STATED PROBLEM 1:
Summarize the page on the film Le Faux Soir in two sentences.
STATED PROBLEM 2:
On the page about the film Le Faux Soir, who is credited as the film's editor?

PASSAGE PROVIDED:
────────────────────
- Directed by: Michaël R. Roskam
- Written by: Bernard Falaise; Domenico La Porta; Michaël R. Roskam;
- Produced by: Frakas Productions; Groupe Rossel; Rectangle Productions; Goodfellas; Harbor Men Pictures;
- Starring: Arieh Worthalter; François Damiens; Bouli Lanners; Mélanie Thierry; Mara Taquin;
- Cinematography: Jordan Vanschel
- Edited by: Nelly Quettier
- Music by: Chassol
- Production companies: Frakas Productions; Rectangle Productions;
- Release date: September 11, 2026 (TIFF);
- Running time: 133 minutes
- Countries: Belgium; France;
- Language: French

= Le Faux Soir =

Le Faux Soir is an upcoming Belgian historical drama film directed by Michael R. Roskam.The film is an adaptation of Marie Istas's book Le "Faux" Soir : 9 novembre 1943 (The False Evening: November 9, 1943) and depicts the activities of the Belgian resistance during World War II.

==Premise==

In November 1943, Belgian Resistance fighters launched a groundbreaking psychological warfare operation by publishing Faux Soir. They distributed a satirical replica of Le Soir, Belgium's leading daily newspaper, which had been seized as a tool of German propaganda.
────────────────────
GIVEN INFORMATION:
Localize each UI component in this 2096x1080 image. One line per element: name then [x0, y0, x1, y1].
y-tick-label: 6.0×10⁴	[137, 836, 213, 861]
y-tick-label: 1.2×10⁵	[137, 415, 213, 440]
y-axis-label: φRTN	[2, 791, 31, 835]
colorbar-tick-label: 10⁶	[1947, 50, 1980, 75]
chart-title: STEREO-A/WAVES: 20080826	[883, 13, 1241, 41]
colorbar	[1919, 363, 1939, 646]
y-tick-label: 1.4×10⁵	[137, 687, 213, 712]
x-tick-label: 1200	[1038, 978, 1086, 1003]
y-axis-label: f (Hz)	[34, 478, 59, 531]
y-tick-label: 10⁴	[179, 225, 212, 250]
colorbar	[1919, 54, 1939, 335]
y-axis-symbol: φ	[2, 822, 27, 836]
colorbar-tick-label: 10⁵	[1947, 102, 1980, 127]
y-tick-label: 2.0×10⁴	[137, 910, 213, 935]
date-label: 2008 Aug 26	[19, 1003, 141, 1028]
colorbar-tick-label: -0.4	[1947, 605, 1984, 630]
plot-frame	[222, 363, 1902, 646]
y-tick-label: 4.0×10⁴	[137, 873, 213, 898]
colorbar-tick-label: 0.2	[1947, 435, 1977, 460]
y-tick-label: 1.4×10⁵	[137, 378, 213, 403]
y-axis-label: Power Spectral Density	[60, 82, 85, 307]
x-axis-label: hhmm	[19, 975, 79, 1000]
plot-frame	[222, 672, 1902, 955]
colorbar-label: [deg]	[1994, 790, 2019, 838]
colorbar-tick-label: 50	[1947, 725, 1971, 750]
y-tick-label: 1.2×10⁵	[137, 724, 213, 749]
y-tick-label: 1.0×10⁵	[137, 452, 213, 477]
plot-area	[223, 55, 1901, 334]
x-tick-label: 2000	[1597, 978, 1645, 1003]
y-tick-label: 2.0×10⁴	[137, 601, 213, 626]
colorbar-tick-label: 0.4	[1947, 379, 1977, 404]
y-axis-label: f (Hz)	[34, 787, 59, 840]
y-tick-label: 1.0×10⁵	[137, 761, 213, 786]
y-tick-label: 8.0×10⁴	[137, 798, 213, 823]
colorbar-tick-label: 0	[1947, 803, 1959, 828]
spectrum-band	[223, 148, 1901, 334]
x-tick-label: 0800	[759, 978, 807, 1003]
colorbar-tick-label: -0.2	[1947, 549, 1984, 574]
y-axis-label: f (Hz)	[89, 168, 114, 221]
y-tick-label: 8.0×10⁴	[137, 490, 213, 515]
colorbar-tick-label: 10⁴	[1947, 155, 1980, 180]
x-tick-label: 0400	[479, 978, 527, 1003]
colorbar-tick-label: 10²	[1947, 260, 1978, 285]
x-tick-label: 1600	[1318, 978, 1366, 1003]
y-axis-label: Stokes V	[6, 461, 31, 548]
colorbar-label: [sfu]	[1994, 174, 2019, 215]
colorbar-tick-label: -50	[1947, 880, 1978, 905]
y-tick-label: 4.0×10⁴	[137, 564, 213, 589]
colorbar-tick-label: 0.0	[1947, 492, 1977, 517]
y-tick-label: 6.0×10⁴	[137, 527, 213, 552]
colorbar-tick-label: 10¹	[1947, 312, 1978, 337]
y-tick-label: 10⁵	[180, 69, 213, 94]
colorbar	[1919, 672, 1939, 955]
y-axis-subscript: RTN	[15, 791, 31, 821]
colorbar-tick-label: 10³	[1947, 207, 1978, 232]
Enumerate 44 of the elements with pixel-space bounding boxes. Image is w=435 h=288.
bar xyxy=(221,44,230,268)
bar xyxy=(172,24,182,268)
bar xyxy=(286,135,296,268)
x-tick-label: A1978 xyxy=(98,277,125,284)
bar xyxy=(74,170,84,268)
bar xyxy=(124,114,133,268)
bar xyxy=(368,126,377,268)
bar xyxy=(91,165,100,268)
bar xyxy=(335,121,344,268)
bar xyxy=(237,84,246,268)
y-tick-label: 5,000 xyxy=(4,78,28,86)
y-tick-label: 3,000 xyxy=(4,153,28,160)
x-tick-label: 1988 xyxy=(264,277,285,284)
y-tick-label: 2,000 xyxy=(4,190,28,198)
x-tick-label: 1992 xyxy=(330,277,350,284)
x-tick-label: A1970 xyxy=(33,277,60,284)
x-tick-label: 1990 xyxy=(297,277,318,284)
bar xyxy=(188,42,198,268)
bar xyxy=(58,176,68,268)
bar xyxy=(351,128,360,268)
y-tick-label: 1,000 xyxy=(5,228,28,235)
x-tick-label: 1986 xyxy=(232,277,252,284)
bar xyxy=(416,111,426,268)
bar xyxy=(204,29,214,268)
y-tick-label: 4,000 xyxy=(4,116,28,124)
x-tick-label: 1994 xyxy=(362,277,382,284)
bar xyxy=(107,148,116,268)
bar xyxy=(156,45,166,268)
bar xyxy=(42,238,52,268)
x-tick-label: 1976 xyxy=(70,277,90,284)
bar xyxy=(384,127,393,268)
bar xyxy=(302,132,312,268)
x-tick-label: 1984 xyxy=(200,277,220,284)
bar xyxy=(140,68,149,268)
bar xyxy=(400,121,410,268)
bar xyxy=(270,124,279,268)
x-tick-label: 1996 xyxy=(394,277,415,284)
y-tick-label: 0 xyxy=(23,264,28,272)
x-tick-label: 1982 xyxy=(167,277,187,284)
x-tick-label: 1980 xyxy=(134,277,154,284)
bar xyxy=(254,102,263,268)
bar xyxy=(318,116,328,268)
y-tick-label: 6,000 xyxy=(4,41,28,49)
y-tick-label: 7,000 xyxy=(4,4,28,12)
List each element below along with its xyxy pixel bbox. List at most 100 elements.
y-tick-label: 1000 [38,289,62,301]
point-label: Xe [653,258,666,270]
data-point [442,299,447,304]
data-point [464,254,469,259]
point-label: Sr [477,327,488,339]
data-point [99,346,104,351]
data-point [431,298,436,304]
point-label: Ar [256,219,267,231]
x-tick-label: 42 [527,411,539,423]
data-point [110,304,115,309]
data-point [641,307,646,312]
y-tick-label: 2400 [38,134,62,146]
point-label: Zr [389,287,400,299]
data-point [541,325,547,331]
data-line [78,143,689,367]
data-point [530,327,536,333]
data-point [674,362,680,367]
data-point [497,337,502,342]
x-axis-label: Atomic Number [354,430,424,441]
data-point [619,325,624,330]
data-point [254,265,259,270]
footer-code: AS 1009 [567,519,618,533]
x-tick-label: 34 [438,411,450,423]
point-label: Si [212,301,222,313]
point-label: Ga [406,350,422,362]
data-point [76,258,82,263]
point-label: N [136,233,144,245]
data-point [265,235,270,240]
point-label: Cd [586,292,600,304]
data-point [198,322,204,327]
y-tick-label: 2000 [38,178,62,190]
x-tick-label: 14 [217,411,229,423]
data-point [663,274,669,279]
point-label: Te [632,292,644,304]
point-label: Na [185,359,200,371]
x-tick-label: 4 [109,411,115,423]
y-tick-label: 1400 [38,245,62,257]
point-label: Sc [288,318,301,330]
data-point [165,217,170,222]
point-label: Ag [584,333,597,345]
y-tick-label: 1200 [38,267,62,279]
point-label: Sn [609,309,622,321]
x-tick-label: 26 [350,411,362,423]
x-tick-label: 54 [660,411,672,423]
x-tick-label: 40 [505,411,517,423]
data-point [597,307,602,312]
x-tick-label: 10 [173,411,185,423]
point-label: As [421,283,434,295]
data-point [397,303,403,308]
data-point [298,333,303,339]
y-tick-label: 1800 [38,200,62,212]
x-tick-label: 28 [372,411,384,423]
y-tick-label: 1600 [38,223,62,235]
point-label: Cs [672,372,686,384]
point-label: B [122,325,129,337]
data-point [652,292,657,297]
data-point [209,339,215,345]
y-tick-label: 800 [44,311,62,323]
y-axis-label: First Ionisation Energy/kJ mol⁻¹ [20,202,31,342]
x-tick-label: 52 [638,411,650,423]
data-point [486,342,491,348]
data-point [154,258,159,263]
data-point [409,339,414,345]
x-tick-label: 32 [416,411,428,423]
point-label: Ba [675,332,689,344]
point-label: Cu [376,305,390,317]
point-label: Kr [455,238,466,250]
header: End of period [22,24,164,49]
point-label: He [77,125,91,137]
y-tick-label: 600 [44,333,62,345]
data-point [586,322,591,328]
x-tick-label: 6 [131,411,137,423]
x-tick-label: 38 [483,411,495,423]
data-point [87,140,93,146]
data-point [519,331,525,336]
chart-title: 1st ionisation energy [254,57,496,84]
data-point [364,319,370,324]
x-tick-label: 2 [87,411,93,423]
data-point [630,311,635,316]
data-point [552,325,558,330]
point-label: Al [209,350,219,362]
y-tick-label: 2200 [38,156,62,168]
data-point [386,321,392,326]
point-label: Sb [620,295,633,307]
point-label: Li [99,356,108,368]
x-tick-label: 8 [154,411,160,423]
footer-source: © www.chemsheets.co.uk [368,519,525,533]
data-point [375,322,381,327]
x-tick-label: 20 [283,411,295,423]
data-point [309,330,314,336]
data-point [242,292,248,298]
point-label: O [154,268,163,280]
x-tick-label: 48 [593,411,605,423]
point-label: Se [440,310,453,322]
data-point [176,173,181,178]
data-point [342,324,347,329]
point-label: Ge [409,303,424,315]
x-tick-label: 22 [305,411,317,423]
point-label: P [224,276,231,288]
────────────────────
TASK SOLUTION 1:
Le Faux Soir is an upcoming Belgian historical drama film directed by Michaël R. Roskam, adapted from Marie Istas's book about the Belgian resistance during World War II. Its premise centers on Belgian Resistance fighters who, in November 1943, published a satirical replica of Le Soir, Belgium's leading daily newspaper, which had been seized as a tool of German propaganda.

TASK SOLUTION 2:
Nelly Quettier